Testo da leggere>

++++++++++

24Tommaso, uno dei Dodici, chiamato Dìdimo, non era con loro quando venne Gesù. 25Gli dicevano gli altri discepoli: «Abbiamo visto il Signore!». Ma egli disse loro: «Se non vedo nelle sue mani il segno dei chiodi e non metto il mio dito nel segno dei chiodi e non metto la mia mano nel suo fianco, io non credo».

26Otto giorni dopo i discepoli erano di nuovo in casa e c’era con loro anche Tommaso. Venne Gesù, a porte chiuse, stette in mezzo e disse: «Pace a voi!». 27Poi disse a Tommaso: «Metti qui il tuo dito e guarda le mie mani; tendi la tua mano e mettila nel mio fianco; e non essere incredulo, ma credente!». 28Gli rispose Tommaso: «Mio Signore e mio Dio!». 29Gesù gli disse: «Perché mi hai veduto, tu hai creduto; beati quelli che non hanno visto e hanno creduto!».

30Gesù, in presenza dei suoi discepoli, fece molti altri segni che non sono stati scritti in questo libro. 31Ma questi sono stati scritti perché crediate che Gesù è il Cristo, il Figlio di Dio, e perché, credendo, abbiate la vita nel suo nome.

Aria di paura in quella casa. Paura dei Giudei, certo, ma anche e soprattutto paura di se stessi, della propria viltà, di come si erano comportati nella notte del tradimento. Eppure Ge­sù viene, nonostante il loro cuore inaffidabile e il mio cuore lento: venne Gesù e stette in mezzo a lo­ro.

La fede non è nata dal ricordo di Gesù. Il ricordo, per quanto vivo, non basta a rendere viva una per­sona, al massimo può far nascere una scuola. La Chiesa è nata da u­na presenza, non da una rievoca­zione.

Stette in mezzo a loro: Gesù si fa presenza. Dentro una comunità che per otto giorni contiene e por­ta anche l’incredulità di uno dei suoi membri migliori. Tommaso non crede, eppure non se ne va, ri­mane lì con il gruppo, che a sua volta non lo esclude: comunità, luogo della fede. Così tu quando è debole la tua fede, non sentirti e­scluso, resta qui, altri ti porteran­no, altri saranno testimoni e me­moria viva, paziente di segni e di pace, per te.

Mi conforta pensare che, se trova chiuso, Gesù non se ne va; se tar­do ad aprire «otto giorni dopo» è ancora lì, rispettoso perfino delle nostre paure: venne Gesù ancora a porte chiuse... e disse a Tomma­so... Gesù viene, attento ai dubbi dei suoi amici, così come il matti­no di Pasqua alle lacrime di Ma­ria. Viene, e non per essere accla­mato, ma per andare in cerca pro­prio dell’agnello smarrito nel pic­colo gregge degli undici.

Lascia gli altri dieci al sicuro e si avvicina a colui che dubita: metti qua il tuo dito, tendi la tua mano. A Tommaso basta questo gesto: colui che si mette nelle tue mani, voce che non giudica ma incorag­gia, corpo offerto ai dubbi e alle paure dei suoi amici, è Gesù, non ti puoi sbagliare. E lo stesso fa an­che con me, nei giorni del dubbio, quando credere è solo desiderio di credere: si propone di nuovo.

++++++++++

Dati forniti>
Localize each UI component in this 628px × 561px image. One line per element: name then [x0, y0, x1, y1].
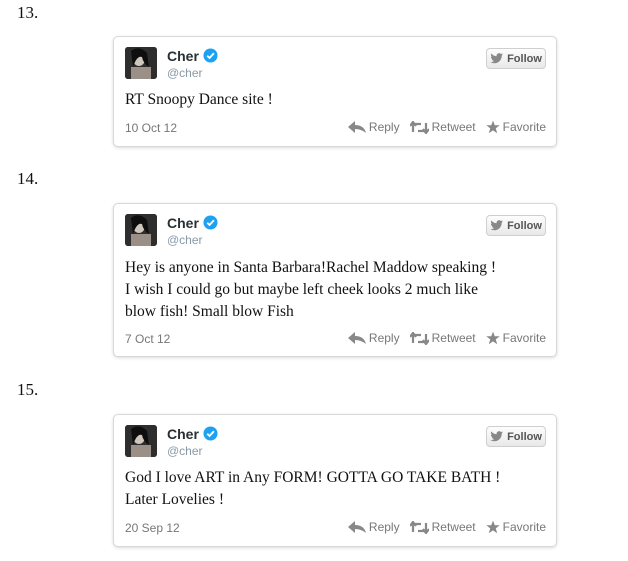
favorite-button[interactable]: Favorite — [485, 520, 546, 534]
follow-label: Follow — [507, 219, 542, 232]
tweet-text: Hey is anyone in Santa Barbara!Rachel Ma… — [125, 259, 497, 320]
retweet-button[interactable]: Retweet — [409, 520, 476, 534]
reply-arrow-icon — [347, 521, 366, 533]
tweet-card: Cher @cher Follow God I love ART in Any … — [113, 414, 557, 547]
avatar-image — [125, 214, 157, 246]
twitter-bird-icon — [490, 53, 504, 64]
retweet-label: Retweet — [431, 331, 476, 345]
reply-button[interactable]: Reply — [347, 331, 400, 345]
tweet-author-handle[interactable]: @cher — [167, 444, 203, 458]
follow-label: Follow — [507, 52, 542, 65]
tweet-text: God I love ART in Any FORM! GOTTA GO TAK… — [125, 469, 501, 508]
reply-label: Reply — [368, 520, 400, 534]
retweet-label: Retweet — [431, 120, 476, 134]
twitter-bird-icon — [490, 431, 504, 442]
avatar[interactable] — [125, 425, 157, 457]
tweet-actions: Reply Retweet Favorite — [347, 331, 546, 345]
favorite-button[interactable]: Favorite — [485, 331, 546, 345]
tweet-timestamp[interactable]: 7 Oct 12 — [125, 332, 170, 346]
tweet-card: Cher @cher Follow RT Snoopy Dance site !… — [113, 36, 557, 147]
twitter-bird-icon — [490, 220, 504, 231]
favorite-label: Favorite — [502, 520, 546, 534]
favorite-label: Favorite — [502, 120, 546, 134]
avatar-image — [125, 425, 157, 457]
reply-button[interactable]: Reply — [347, 120, 400, 134]
retweet-button[interactable]: Retweet — [409, 120, 476, 134]
follow-button[interactable]: Follow — [486, 426, 546, 447]
tweet-number: 14. — [17, 169, 39, 188]
retweet-icon — [409, 331, 429, 345]
author-name-text: Cher — [167, 48, 199, 64]
verified-badge-icon — [203, 215, 218, 230]
star-icon — [485, 520, 500, 534]
tweet-text: RT Snoopy Dance site ! — [125, 91, 273, 108]
verified-badge-icon — [203, 426, 218, 441]
tweet-author-name[interactable]: Cher — [167, 215, 218, 231]
follow-label: Follow — [507, 430, 542, 443]
star-icon — [485, 331, 500, 345]
tweet-author-name[interactable]: Cher — [167, 426, 218, 442]
verified-badge-icon — [203, 48, 218, 63]
avatar-image — [125, 47, 157, 79]
tweet-number: 15. — [17, 380, 39, 399]
author-name-text: Cher — [167, 426, 199, 442]
author-name-text: Cher — [167, 215, 199, 231]
reply-label: Reply — [368, 120, 400, 134]
favorite-button[interactable]: Favorite — [485, 120, 546, 134]
tweet-author-name[interactable]: Cher — [167, 48, 218, 64]
favorite-label: Favorite — [502, 331, 546, 345]
reply-arrow-icon — [347, 121, 366, 133]
star-icon — [485, 120, 500, 134]
tweet-timestamp[interactable]: 20 Sep 12 — [125, 521, 180, 535]
tweet-author-handle[interactable]: @cher — [167, 66, 203, 80]
tweet-card: Cher @cher Follow Hey is anyone in Santa… — [113, 203, 557, 357]
tweet-actions: Reply Retweet Favorite — [347, 520, 546, 534]
tweet-number: 13. — [17, 3, 39, 22]
reply-arrow-icon — [347, 332, 366, 344]
reply-label: Reply — [368, 331, 400, 345]
retweet-button[interactable]: Retweet — [409, 331, 476, 345]
retweet-icon — [409, 120, 429, 134]
follow-button[interactable]: Follow — [486, 48, 546, 69]
follow-button[interactable]: Follow — [486, 215, 546, 236]
avatar[interactable] — [125, 47, 157, 79]
retweet-label: Retweet — [431, 520, 476, 534]
reply-button[interactable]: Reply — [347, 520, 400, 534]
tweet-timestamp[interactable]: 10 Oct 12 — [125, 121, 177, 135]
retweet-icon — [409, 520, 429, 534]
avatar[interactable] — [125, 214, 157, 246]
tweet-actions: Reply Retweet Favorite — [347, 120, 546, 134]
tweet-author-handle[interactable]: @cher — [167, 233, 203, 247]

++++++++++

Consegna scritta>
Trascrivi senza cambiamenti il tratto del brano su Tommaso che comincia con «Mi conforta pensare» e va avanti fino a «propone di nuovo.».

Risposta>
Mi conforta pensare che, se trova chiuso, Gesù non se ne va; se tar­do ad aprire «otto giorni dopo» è ancora lì, rispettoso perfino delle nostre paure: venne Gesù ancora a porte chiuse... e disse a Tomma­so... Gesù viene, attento ai dubbi dei suoi amici, così come il matti­no di Pasqua alle lacrime di Ma­ria. Viene, e non per essere accla­mato, ma per andare in cerca pro­prio dell’agnello smarrito nel pic­colo gregge degli undici.

Lascia gli altri dieci al sicuro e si avvicina a colui che dubita: metti qua il tuo dito, tendi la tua mano. A Tommaso basta questo gesto: colui che si mette nelle tue mani, voce che non giudica ma incorag­gia, corpo offerto ai dubbi e alle paure dei suoi amici, è Gesù, non ti puoi sbagliare. E lo stesso fa an­che con me, nei giorni del dubbio, quando credere è solo desiderio di credere: si propone di nuovo.